— START OF DATASET EXTRACT —

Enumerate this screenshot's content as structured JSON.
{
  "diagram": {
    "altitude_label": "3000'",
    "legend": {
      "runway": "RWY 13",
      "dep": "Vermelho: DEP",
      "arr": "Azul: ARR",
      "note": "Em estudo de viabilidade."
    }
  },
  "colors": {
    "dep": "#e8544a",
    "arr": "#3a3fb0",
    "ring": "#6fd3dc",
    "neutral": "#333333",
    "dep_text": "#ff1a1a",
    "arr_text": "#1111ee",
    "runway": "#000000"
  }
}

— END OF DATASET EXTRACT —

[PROBLEM REQUIREMENTS]
Print the records once more, exactly as they were given.

[COMPLETE OUTPUT]
Enumerate this screenshot's content as structured JSON.
{
  "diagram": {
    "altitude_label": "3000'",
    "legend": {
      "runway": "RWY 13",
      "dep": "Vermelho: DEP",
      "arr": "Azul: ARR",
      "note": "Em estudo de viabilidade."
    }
  },
  "colors": {
    "dep": "#e8544a",
    "arr": "#3a3fb0",
    "ring": "#6fd3dc",
    "neutral": "#333333",
    "dep_text": "#ff1a1a",
    "arr_text": "#1111ee",
    "runway": "#000000"
  }
}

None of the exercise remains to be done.